**WRITTEN INSTRUCTION**
Answer with one number: how many lines have "пильный".

━━━━━━━━━━━━━━━━━━━━

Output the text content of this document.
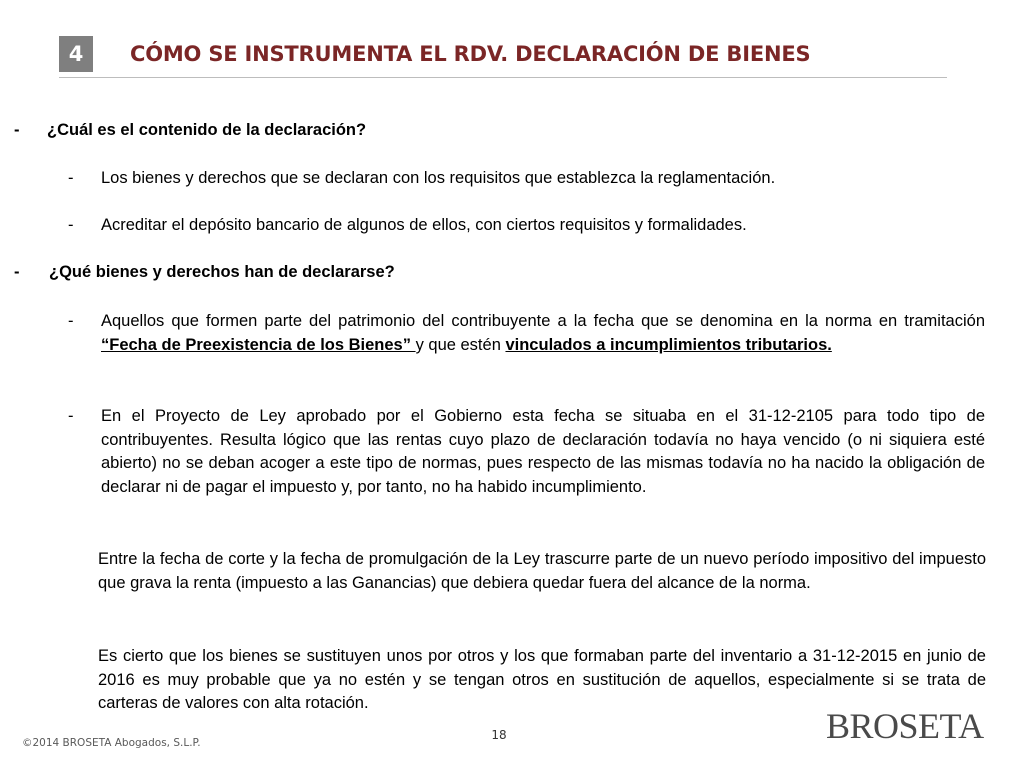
4	CÓMO SE INSTRUMENTA EL RDV. DECLARACIÓN DE BIENES
- ¿Cuál es el contenido de la declaración?
- Los bienes y derechos que se declaran con los requisitos que establezca la reglamentación.
- Acreditar el depósito bancario de algunos de ellos, con ciertos requisitos y formalidades.
- ¿Qué bienes y derechos han de declararse?
- Aquellos que formen parte del patrimonio del contribuyente a la fecha que se denomina en la norma en tramitación “Fecha de Preexistencia de los Bienes” y que estén vinculados a incumplimientos tributarios.
- En el Proyecto de Ley aprobado por el Gobierno esta fecha se situaba en el 31-12-2105 para todo tipo de contribuyentes. Resulta lógico que las rentas cuyo plazo de declaración todavía no haya vencido (o ni siquiera esté abierto) no se deban acoger a este tipo de normas, pues respecto de las mismas todavía no ha nacido la obligación de declarar ni de pagar el impuesto y, por tanto, no ha habido incumplimiento.

Entre la fecha de corte y la fecha de promulgación de la Ley trascurre parte de un nuevo período impositivo del impuesto que grava la renta (impuesto a las Ganancias) que debiera quedar fuera del alcance de la norma.

Es cierto que los bienes se sustituyen unos por otros y los que formaban parte del inventario a 31-12-2015 en junio de 2016 es muy probable que ya no estén y se tengan otros en sustitución de aquellos, especialmente si se trata de carteras de valores con alta rotación.

©2014 BROSETA Abogados, S.L.P.
18	BROSETA
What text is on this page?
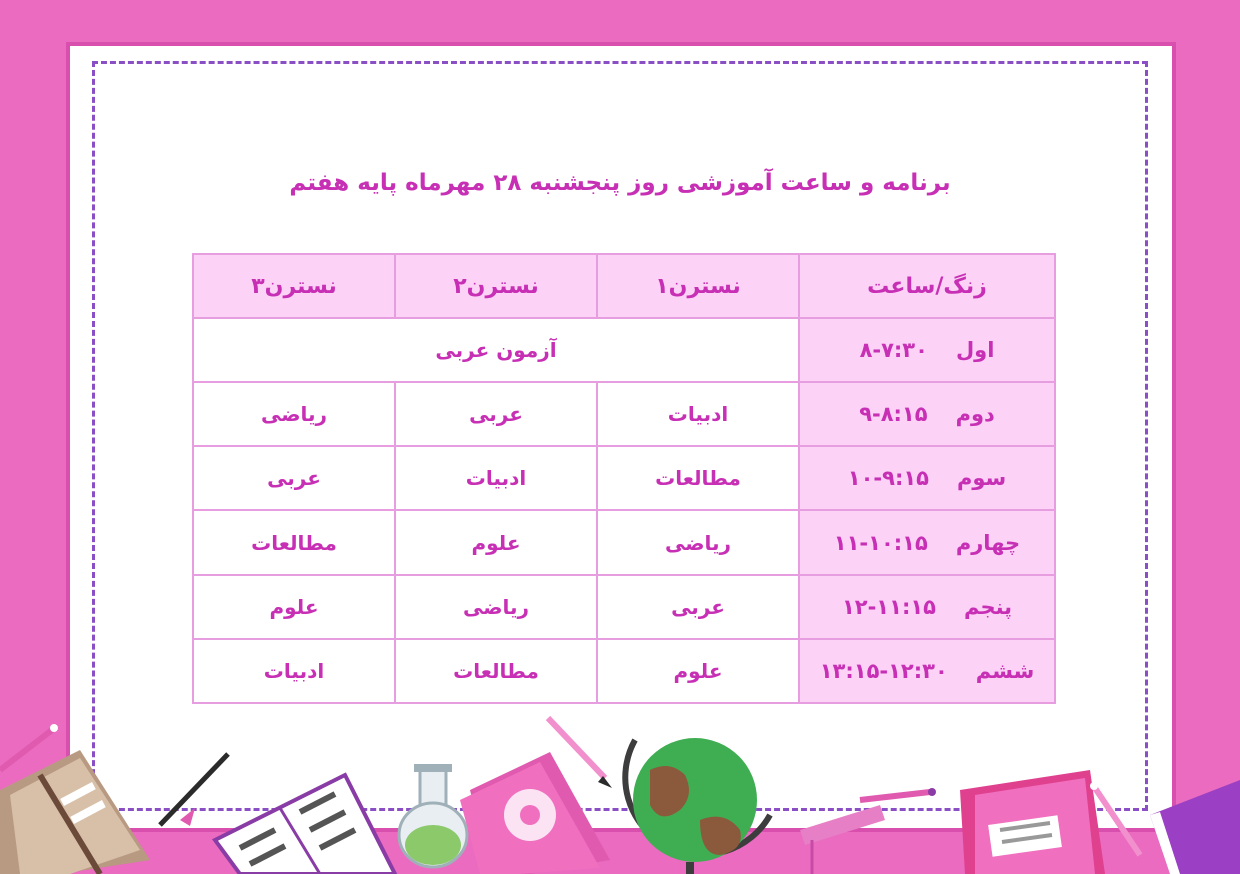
برنامه و ساعت آموزشی روز پنجشنبه ۲۸ مهرماه پایه هفتم
زنگ/ساعت	نسترن۱	نسترن۲	نسترن۳
اول۸-۷:۳۰	آزمون عربی		
دوم۹-۸:۱۵	ادبیات	عربی	ریاضی
سوم۱۰-۹:۱۵	مطالعات	ادبیات	عربی
چهارم۱۱-۱۰:۱۵	ریاضی	علوم	مطالعات
پنجم۱۲-۱۱:۱۵	عربی	ریاضی	علوم
ششم۱۳:۱۵-۱۲:۳۰	علوم	مطالعات	ادبیات
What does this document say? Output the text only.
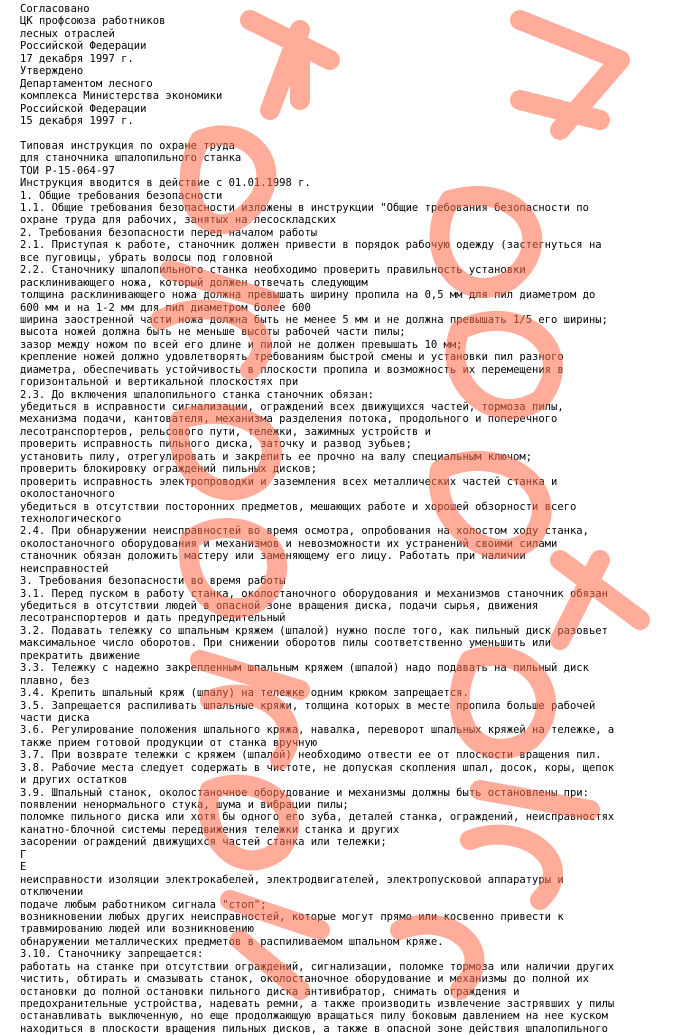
Согласовано
ЦК профсоюза работников
лесных отраслей
Российской Федерации
17 декабря 1997 г.
Утверждено
Департаментом лесного
комплекса Министерства экономики
Российской Федерации
15 декабря 1997 г.
Типовая инструкция по охране труда
для станочника шпалопильного станка
ТОИ Р-15-064-97
Инструкция вводится в действие с 01.01.1998 г.
1. Общие требования безопасности
1.1. Общие требования безопасности изложены в инструкции "Общие требования безопасности по
охране труда для рабочих, занятых на лесоскладских
2. Требования безопасности перед началом работы
2.1. Приступая к работе, станочник должен привести в порядок рабочую одежду (застегнуться на
все пуговицы, убрать волосы под головной
2.2. Станочнику шпалопильного станка необходимо проверить правильность установки
расклинивающего ножа, который должен отвечать следующим
толщина расклинивающего ножа должна превышать ширину пропила на 0,5 мм для пил диаметром до
600 мм и на 1-2 мм для пил диаметром более 600
ширина заостренной части ножа должна быть не менее 5 мм и не должна превышать 1/5 его ширины;
высота ножей должна быть не меньше высоты рабочей части пилы;
зазор между ножом по всей его длине и пилой не должен превышать 10 мм;
крепление ножей должно удовлетворять требованиям быстрой смены и установки пил разного
диаметра, обеспечивать устойчивость в плоскости пропила и возможность их перемещения в
горизонтальной и вертикальной плоскостях при
2.3. До включения шпалопильного станка станочник обязан:
убедиться в исправности сигнализации, ограждений всех движущихся частей, тормоза пилы,
механизма подачи, кантователя, механизма разделения потока, продольного и поперечного
лесотранспортеров, рельсового пути, тележки, зажимных устройств и
проверить исправность пильного диска, заточку и развод зубьев;
установить пилу, отрегулировать и закрепить ее прочно на валу специальным ключом;
проверить блокировку ограждений пильных дисков;
проверить исправность электропроводки и заземления всех металлических частей станка и
околостаночного
убедиться в отсутствии посторонних предметов, мешающих работе и хорошей обзорности всего
технологического
2.4. При обнаружении неисправностей во время осмотра, опробования на холостом ходу станка,
околостаночного оборудования и механизмов и невозможности их устранений своими силами
станочник обязан доложить мастеру или заменяющему его лицу. Работать при наличии
неисправностей
3. Требования безопасности во время работы
3.1. Перед пуском в работу станка, околостаночного оборудования и механизмов станочник обязан
убедиться в отсутствии людей в опасной зоне вращения диска, подачи сырья, движения
лесотранспортеров и дать предупредительный
3.2. Подавать тележку со шпальным кряжем (шпалой) нужно после того, как пильный диск разовьет
максимальное число оборотов. При снижении оборотов пилы соответственно уменьшить или
прекратить движение
3.3. Тележку с надежно закрепленным шпальным кряжем (шпалой) надо подавать на пильный диск
плавно, без
3.4. Крепить шпальный кряж (шпалу) на тележке одним крюком запрещается.
3.5. Запрещается распиливать шпальные кряжи, толщина которых в месте пропила больше рабочей
части диска
3.6. Регулирование положения шпального кряжа, навалка, переворот шпальных кряжей на тележке, а
также прием готовой продукции от станка вручную
3.7. При возврате тележки с кряжем (шпалой) необходимо отвести ее от плоскости вращения пил.
3.8. Рабочие места следует содержать в чистоте, не допуская скопления шпал, досок, коры, щепок
и других остатков
3.9. Шпальный станок, околостаночное оборудование и механизмы должны быть остановлены при:
появлении ненормального стука, шума и вибрации пилы;
поломке пильного диска или хотя бы одного его зуба, деталей станка, ограждений, неисправностях
канатно-блочной системы передвижения тележки станка и других
засорении ограждений движущихся частей станка или тележки;
Г
Е
неисправности изоляции электрокабелей, электродвигателей, электропусковой аппаратуры и
отключении
подаче любым работником сигнала "стоп";
возникновении любых других неисправностей, которые могут прямо или косвенно привести к
травмированию людей или возникновению
обнаружении металлических предметов в распиливаемом шпальном кряже.
3.10. Станочнику запрещается:
работать на станке при отсутствии ограждений, сигнализации, поломке тормоза или наличии других
чистить, обтирать и смазывать станок, околостаночное оборудование и механизмы до полной их
остановки до полной остановки пильного диска антивибратор, снимать ограждения и
предохранительные устройства, надевать ремни, а также производить извлечение застрявших у пилы
останавливать выключенную, но еще продолжающую вращаться пилу боковым давлением на нее куском
находиться в плоскости вращения пильных дисков, а также в опасной зоне действия шпалопильного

━━━━━━━━━━━━━━━━━━━━

**RESULT FOR THIS EXERCISE**
2